A block of data
%%

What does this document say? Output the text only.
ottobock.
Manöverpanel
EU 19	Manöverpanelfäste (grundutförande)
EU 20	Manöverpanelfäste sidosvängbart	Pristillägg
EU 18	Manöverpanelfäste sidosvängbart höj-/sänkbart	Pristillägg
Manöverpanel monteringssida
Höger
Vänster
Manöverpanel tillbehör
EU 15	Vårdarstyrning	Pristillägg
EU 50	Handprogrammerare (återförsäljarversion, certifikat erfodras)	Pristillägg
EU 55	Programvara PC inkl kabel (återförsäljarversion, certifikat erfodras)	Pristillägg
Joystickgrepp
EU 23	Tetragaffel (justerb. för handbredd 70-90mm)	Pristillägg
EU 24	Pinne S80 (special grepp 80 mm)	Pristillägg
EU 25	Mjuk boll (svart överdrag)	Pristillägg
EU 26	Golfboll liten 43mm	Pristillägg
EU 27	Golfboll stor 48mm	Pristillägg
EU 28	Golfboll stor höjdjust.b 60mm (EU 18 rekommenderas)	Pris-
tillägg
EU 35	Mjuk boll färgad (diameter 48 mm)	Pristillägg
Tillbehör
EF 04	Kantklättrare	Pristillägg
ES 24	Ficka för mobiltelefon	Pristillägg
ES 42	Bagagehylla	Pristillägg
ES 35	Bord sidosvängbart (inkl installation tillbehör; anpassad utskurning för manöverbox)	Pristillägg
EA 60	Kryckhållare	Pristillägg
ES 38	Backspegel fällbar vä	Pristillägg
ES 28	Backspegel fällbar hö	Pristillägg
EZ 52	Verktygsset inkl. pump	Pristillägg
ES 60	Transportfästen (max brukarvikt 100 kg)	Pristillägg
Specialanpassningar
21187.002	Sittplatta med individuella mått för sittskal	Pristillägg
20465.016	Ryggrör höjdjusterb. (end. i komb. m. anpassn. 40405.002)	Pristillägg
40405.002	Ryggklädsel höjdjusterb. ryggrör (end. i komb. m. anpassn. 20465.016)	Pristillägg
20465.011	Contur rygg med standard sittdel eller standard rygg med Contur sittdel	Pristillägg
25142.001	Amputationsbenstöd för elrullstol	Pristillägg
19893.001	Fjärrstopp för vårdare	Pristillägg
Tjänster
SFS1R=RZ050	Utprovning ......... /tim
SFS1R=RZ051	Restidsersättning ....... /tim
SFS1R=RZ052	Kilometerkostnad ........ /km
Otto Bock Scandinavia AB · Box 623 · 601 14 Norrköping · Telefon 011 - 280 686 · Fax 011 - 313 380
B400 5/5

%%
%%

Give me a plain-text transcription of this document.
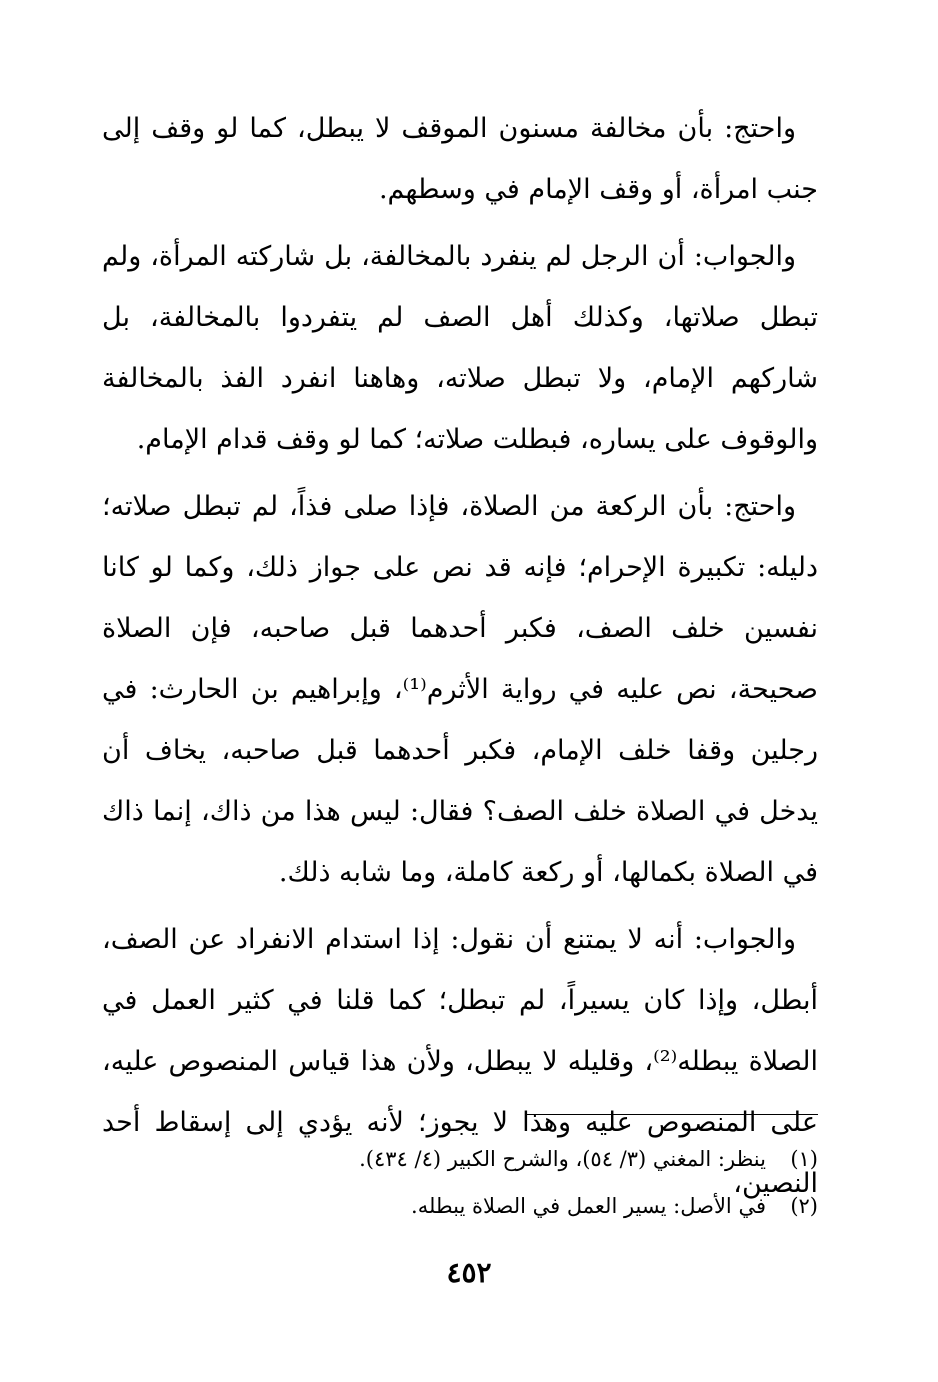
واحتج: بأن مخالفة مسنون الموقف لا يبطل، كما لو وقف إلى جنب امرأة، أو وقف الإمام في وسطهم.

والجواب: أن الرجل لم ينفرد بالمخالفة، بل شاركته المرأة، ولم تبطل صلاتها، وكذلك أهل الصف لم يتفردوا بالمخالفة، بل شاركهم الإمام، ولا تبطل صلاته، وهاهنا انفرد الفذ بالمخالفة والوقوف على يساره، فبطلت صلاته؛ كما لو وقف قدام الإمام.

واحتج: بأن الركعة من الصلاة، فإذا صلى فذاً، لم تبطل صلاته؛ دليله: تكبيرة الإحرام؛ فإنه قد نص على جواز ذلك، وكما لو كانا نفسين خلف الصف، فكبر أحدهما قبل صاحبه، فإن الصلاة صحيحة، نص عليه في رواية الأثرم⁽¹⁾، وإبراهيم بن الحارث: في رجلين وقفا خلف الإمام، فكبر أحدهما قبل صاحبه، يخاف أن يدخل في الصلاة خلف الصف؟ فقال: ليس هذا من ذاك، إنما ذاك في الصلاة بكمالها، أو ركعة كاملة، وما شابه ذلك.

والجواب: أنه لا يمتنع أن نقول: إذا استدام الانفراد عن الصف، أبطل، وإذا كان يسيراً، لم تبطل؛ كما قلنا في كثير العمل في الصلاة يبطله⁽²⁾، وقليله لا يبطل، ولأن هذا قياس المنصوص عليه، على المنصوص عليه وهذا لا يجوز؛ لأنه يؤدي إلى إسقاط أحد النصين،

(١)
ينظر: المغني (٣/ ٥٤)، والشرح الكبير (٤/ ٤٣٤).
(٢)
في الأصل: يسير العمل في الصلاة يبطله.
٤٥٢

%%

WHAT IS EXPECTED: Select and copy every line of the listing with the word "تبطل".

SOLUTION TO THE EXERCISE:
والجواب: أن الرجل لم ينفرد بالمخالفة، بل شاركته المرأة، ولم تبطل صلاتها، وكذلك أهل الصف لم يتفردوا بالمخالفة، بل شاركهم الإمام، ولا تبطل صلاته، وهاهنا انفرد الفذ بالمخالفة والوقوف على يساره، فبطلت صلاته؛ كما لو وقف قدام الإمام.
واحتج: بأن الركعة من الصلاة، فإذا صلى فذاً، لم تبطل صلاته؛ دليله: تكبيرة الإحرام؛ فإنه قد نص على جواز ذلك، وكما لو كانا نفسين خلف الصف، فكبر أحدهما قبل صاحبه، فإن الصلاة صحيحة، نص عليه في رواية الأثرم⁽¹⁾، وإبراهيم بن الحارث: في رجلين وقفا خلف الإمام، فكبر أحدهما قبل صاحبه، يخاف أن يدخل في الصلاة خلف الصف؟ فقال: ليس هذا من ذاك، إنما ذاك في الصلاة بكمالها، أو ركعة كاملة، وما شابه ذلك.
والجواب: أنه لا يمتنع أن نقول: إذا استدام الانفراد عن الصف، أبطل، وإذا كان يسيراً، لم تبطل؛ كما قلنا في كثير العمل في الصلاة يبطله⁽²⁾، وقليله لا يبطل، ولأن هذا قياس المنصوص عليه، على المنصوص عليه وهذا لا يجوز؛ لأنه يؤدي إلى إسقاط أحد النصين،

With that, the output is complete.